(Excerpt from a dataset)
"""
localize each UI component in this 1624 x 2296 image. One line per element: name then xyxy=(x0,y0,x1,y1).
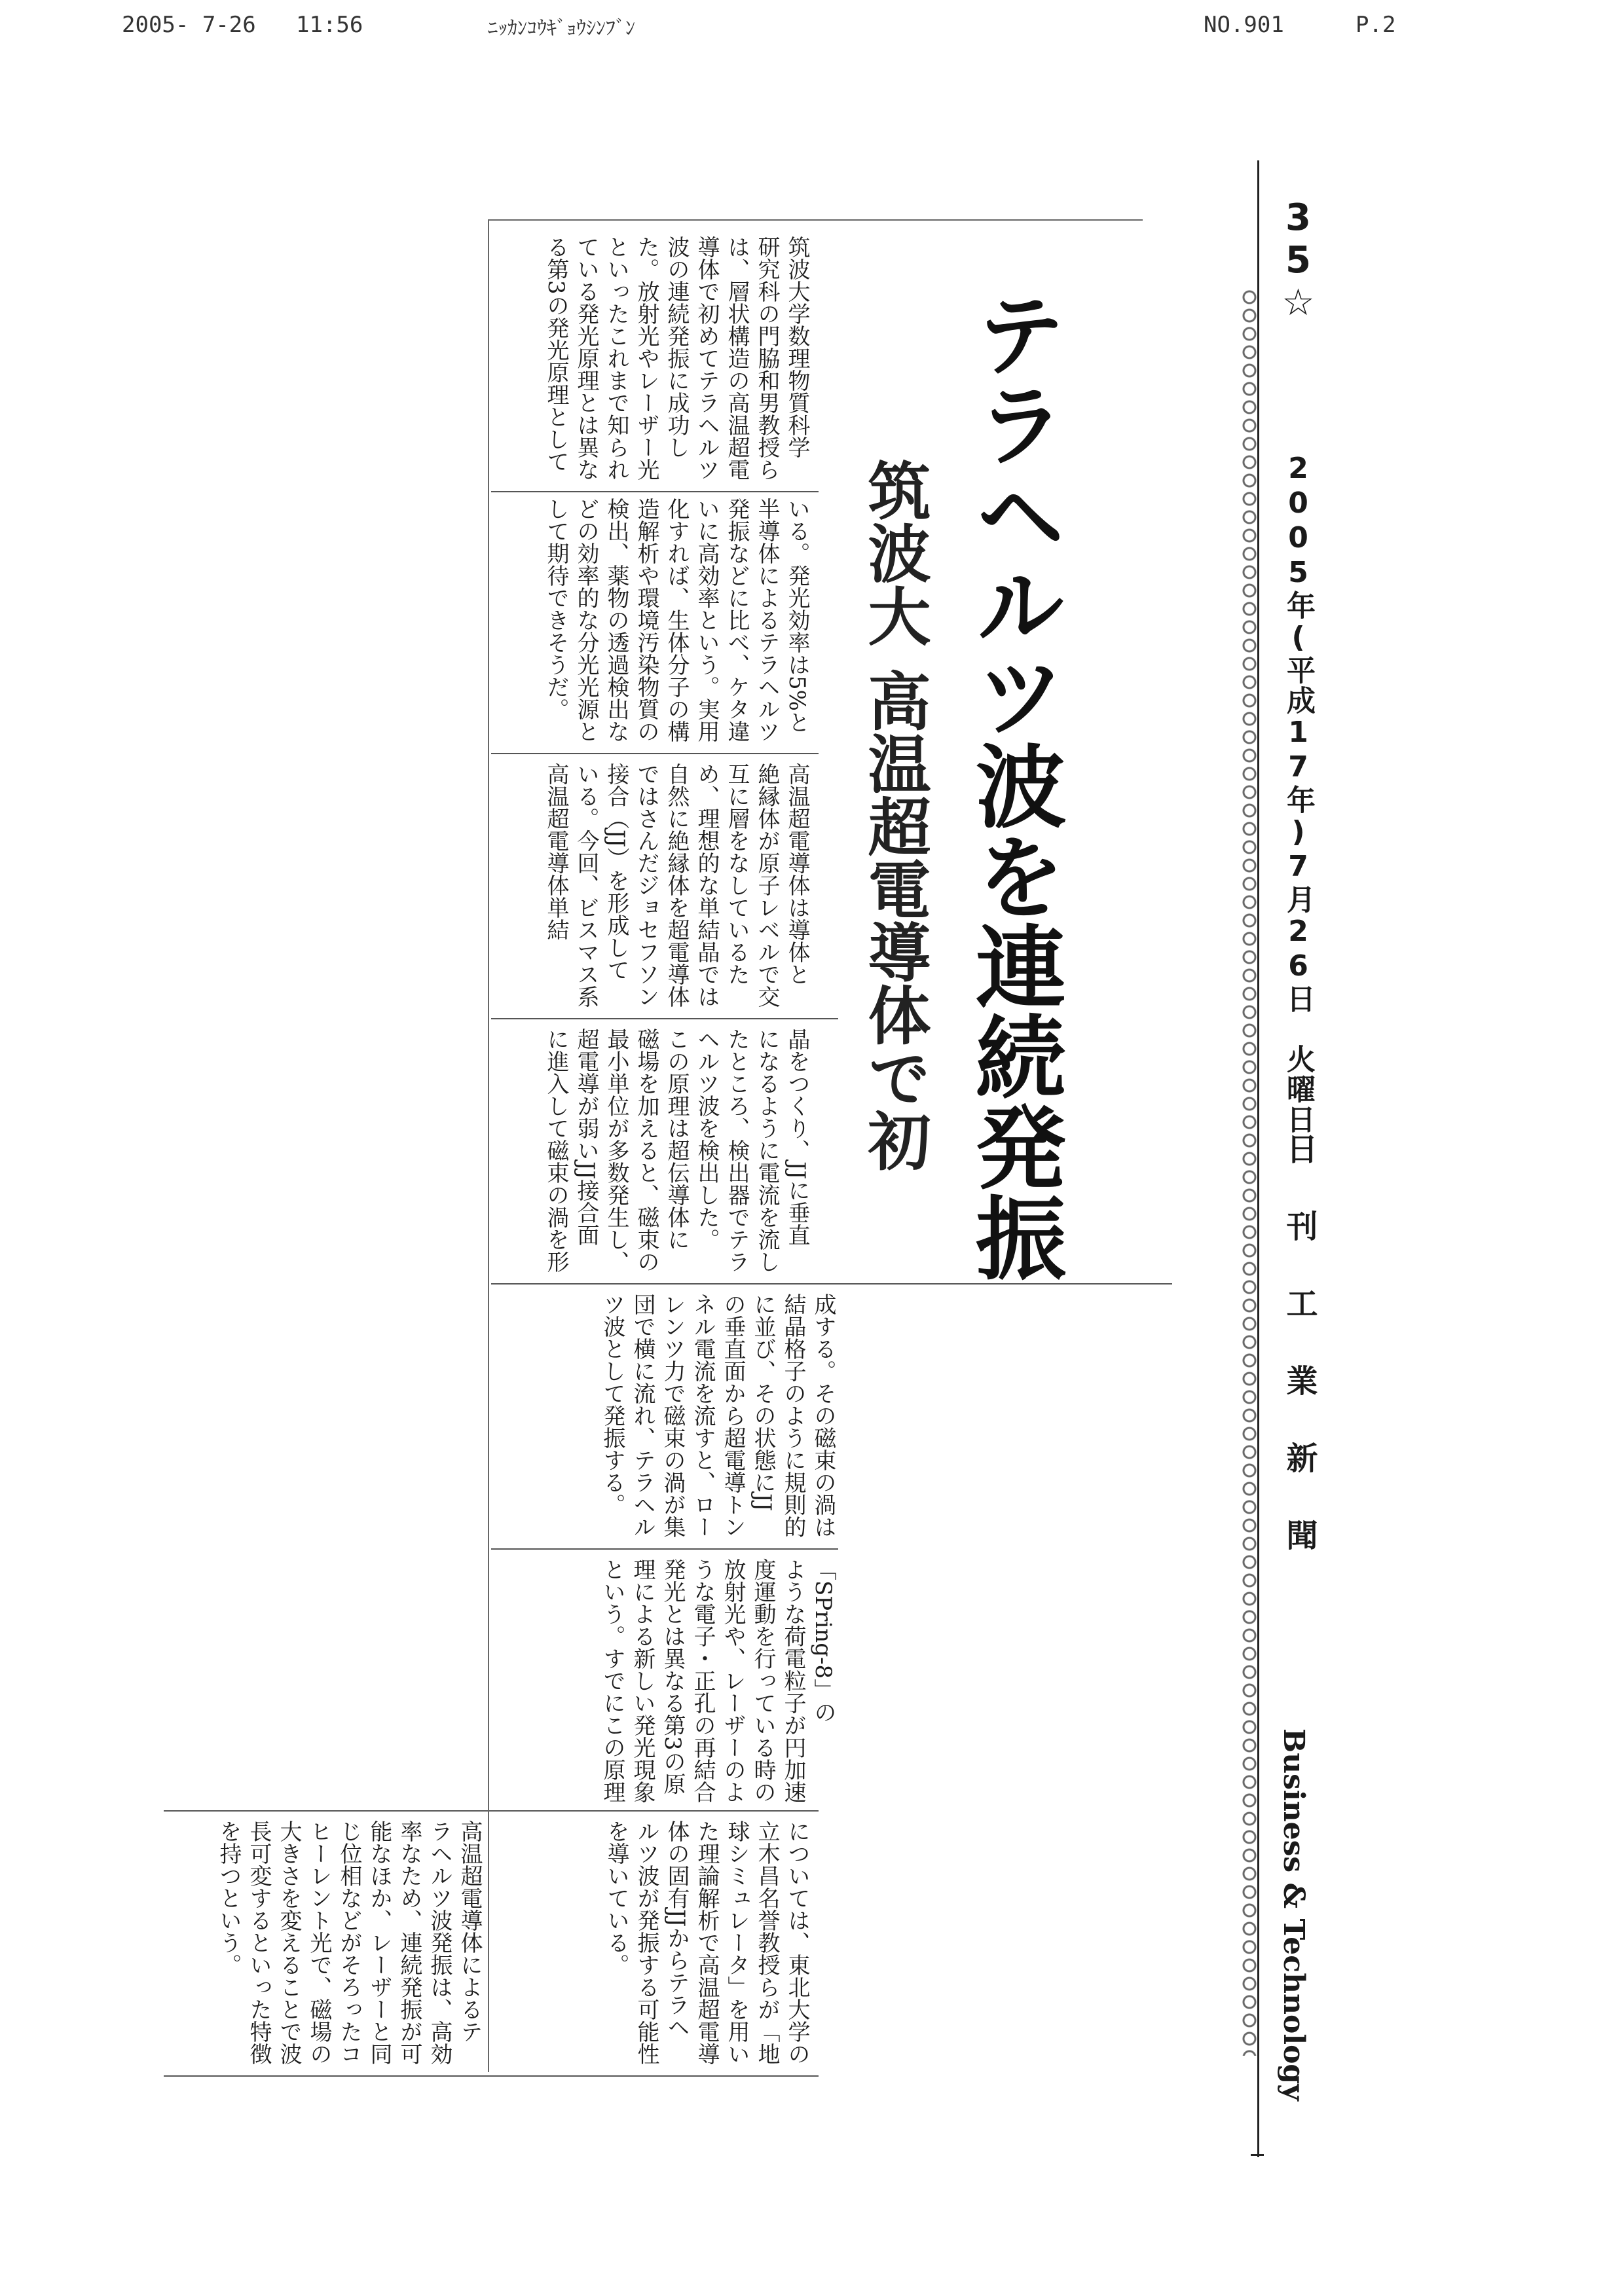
body-line: 波の連続発振に成功し xyxy=(663,236,690,458)
fax-sender: ﾆｯｶﾝｺｳｷﾞｮｳｼﾝﾌﾞﾝ xyxy=(488,17,635,40)
body-line: ている発光原理とは異な xyxy=(573,236,599,481)
subheadline: 筑波大 高温超電導体で初 xyxy=(858,458,932,1172)
body-line: 晶をつくり、JJに垂直 xyxy=(784,1028,810,1247)
article-body-2 xyxy=(498,498,812,746)
body-line: 導体で初めてテラヘルツ xyxy=(693,236,720,481)
article-body-6 xyxy=(498,1558,838,1807)
body-line: 率なため、連続発振が可 xyxy=(396,1820,422,2065)
body-line: 長可変するといった特徴 xyxy=(246,1820,272,2065)
headline: テラヘルツ波を連続発振 xyxy=(961,288,1066,1282)
fax-page: P.2 xyxy=(1356,12,1396,38)
body-line: ヒーレント光で、磁場の xyxy=(306,1820,332,2065)
body-line: 成する。その磁束の渦は xyxy=(810,1293,836,1538)
body-line: 度運動を行っている時の xyxy=(750,1558,776,1803)
body-line: 接合（JJ）を形成して xyxy=(603,763,629,981)
body-line: 放射光や、レーザーのよ xyxy=(720,1558,746,1803)
body-line: 団で横に流れ、テラヘル xyxy=(629,1293,655,1538)
body-line: いる。今回、ビスマス系 xyxy=(573,763,599,1008)
body-line: については、東北大学の xyxy=(784,1820,810,2065)
body-line: たところ、検出器でテラ xyxy=(724,1028,750,1273)
article-left-rule xyxy=(488,219,489,2072)
body-line: は、層状構造の高温超電 xyxy=(724,236,750,481)
body-line: 研究科の門脇和男教授ら xyxy=(754,236,780,481)
body-line: いに高効率という。実用 xyxy=(693,498,720,742)
fax-number: NO.901 xyxy=(1204,12,1284,38)
body-line: になるように電流を流し xyxy=(754,1028,780,1273)
section-name: Business & Technology xyxy=(1277,1728,1310,2101)
body-line: を導いている。 xyxy=(603,1820,629,1976)
body-line: 立木昌名誉教授らが「地 xyxy=(754,1820,780,2065)
article-body-3 xyxy=(498,763,812,1011)
body-line: 検出、薬物の透過検出な xyxy=(603,498,629,742)
body-line: この原理は超伝導体に xyxy=(663,1028,690,1250)
fax-date: 2005- 7-26 xyxy=(122,12,256,38)
body-line: どの効率的な分光光源と xyxy=(573,498,599,742)
body-line: た理論解析で高温超電導 xyxy=(693,1820,720,2065)
headline-divider xyxy=(832,1283,1172,1285)
body-line: うな電子・正孔の再結合 xyxy=(690,1558,716,1803)
body-line: ルツ波が発振する可能性 xyxy=(633,1820,659,2065)
tier-divider-4 xyxy=(491,1283,832,1285)
body-line: 球シミュレータ」を用い xyxy=(724,1820,750,2065)
body-line: ツ波として発振する。 xyxy=(599,1293,625,1516)
body-line: の垂直面から超電導トン xyxy=(720,1293,746,1538)
fax-time: 11:56 xyxy=(296,12,363,38)
body-line: 発光とは異なる第3の原 xyxy=(659,1558,686,1795)
body-line: に並び、その状態にJJ xyxy=(750,1293,776,1512)
body-line: ではさんだジョセフソン xyxy=(633,763,659,1008)
page-number: 35☆ xyxy=(1277,196,1320,324)
article-body-5 xyxy=(498,1293,838,1542)
fax-header xyxy=(0,12,1624,38)
body-line: 超電導が弱いJJ接合面 xyxy=(573,1028,599,1247)
body-line: 最小単位が多数発生し、 xyxy=(603,1028,629,1273)
decorative-border xyxy=(1241,288,1258,2056)
body-line: る第3の発光原理として xyxy=(543,236,569,473)
body-line: 化すれば、生体分子の構 xyxy=(663,498,690,742)
body-line: じ位相などがそろったコ xyxy=(336,1820,362,2065)
body-line: 筑波大学数理物質科学 xyxy=(784,236,810,458)
body-line: ヘルツ波を検出した。 xyxy=(693,1028,720,1250)
body-line: 能なほか、レーザーと同 xyxy=(366,1820,392,2065)
tier-divider-2 xyxy=(491,753,819,754)
masthead-rule-bottom xyxy=(1251,2154,1264,2156)
body-line: 「SPring-8」の xyxy=(810,1558,836,1724)
body-line: といったこれまで知られ xyxy=(603,236,629,481)
body-line: 高温超電導体によるテ xyxy=(456,1820,483,2043)
body-line: という。すでにこの原理 xyxy=(599,1558,625,1803)
body-line: ような荷電粒子が円加速 xyxy=(780,1558,806,1803)
article-body-8 xyxy=(170,1820,485,2069)
tier-divider-3 xyxy=(491,1018,838,1019)
body-line: 結晶格子のように規則的 xyxy=(780,1293,806,1538)
body-line: 絶縁体が原子レベルで交 xyxy=(754,763,780,1008)
body-line: 高温超電導体単結 xyxy=(543,763,569,941)
article-body-4 xyxy=(498,1028,812,1277)
body-line: に進入して磁束の渦を形 xyxy=(543,1028,569,1273)
article-body-top xyxy=(498,236,812,484)
body-line: ラヘルツ波発振は、高効 xyxy=(426,1820,452,2065)
body-line: 体の固有JJからテラヘ xyxy=(663,1820,690,2039)
newspaper-name: 日刊工業新聞 xyxy=(1281,1133,1318,1596)
body-line: 大きさを変えることで波 xyxy=(276,1820,302,2065)
body-line: 互に層をなしているた xyxy=(724,763,750,985)
body-line: 高温超電導体は導体と xyxy=(784,763,810,985)
body-line: 半導体によるテラヘルツ xyxy=(754,498,780,742)
body-line: 磁場を加えると、磁束の xyxy=(633,1028,659,1273)
article-top-rule xyxy=(488,219,1143,221)
body-line: 発振などに比べ、ケタ違 xyxy=(724,498,750,742)
body-line: して期待できそうだ。 xyxy=(543,498,569,720)
tier-divider-1 xyxy=(491,491,819,492)
body-line: 自然に絶縁体を超電導体 xyxy=(663,763,690,1008)
body-line: た。放射光やレーザー光 xyxy=(633,236,659,481)
body-line: ネル電流を流すと、ロー xyxy=(690,1293,716,1538)
body-line: 理による新しい発光現象 xyxy=(629,1558,655,1803)
body-line: め、理想的な単結晶では xyxy=(693,763,720,1008)
body-line: いる。発光効率は5%と xyxy=(784,498,810,733)
tier-divider-5 xyxy=(491,1548,838,1550)
article-body-7 xyxy=(498,1820,812,2069)
issue-date: 2005年(平成17年)7月26日 火曜日 xyxy=(1282,452,1315,1135)
body-line: レンツ力で磁束の渦が集 xyxy=(659,1293,686,1538)
body-line: を持つという。 xyxy=(215,1820,242,1976)
article-bottom-rule xyxy=(164,2075,819,2077)
tier-divider-6 xyxy=(164,1810,819,1812)
body-line: 造解析や環境汚染物質の xyxy=(633,498,659,742)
"""
#### THE PROBLEM:
Starting with the line that contains "body-line: 波の連続発振に成功し xyxy=(663,236,690,458)" and going on through the line that contains "article-body-2 xyxy=(498,498,812,746)", turn those lines from the items above into a numbered list, leaving out any blank lines.

#### SOLUTION:
1. body-line: 波の連続発振に成功し xyxy=(663,236,690,458)
2. fax-sender: ﾆｯｶﾝｺｳｷﾞｮｳｼﾝﾌﾞﾝ xyxy=(488,17,635,40)
3. body-line: ている発光原理とは異な xyxy=(573,236,599,481)
4. subheadline: 筑波大 高温超電導体で初 xyxy=(858,458,932,1172)
5. body-line: 晶をつくり、JJに垂直 xyxy=(784,1028,810,1247)
6. article-body-2 xyxy=(498,498,812,746)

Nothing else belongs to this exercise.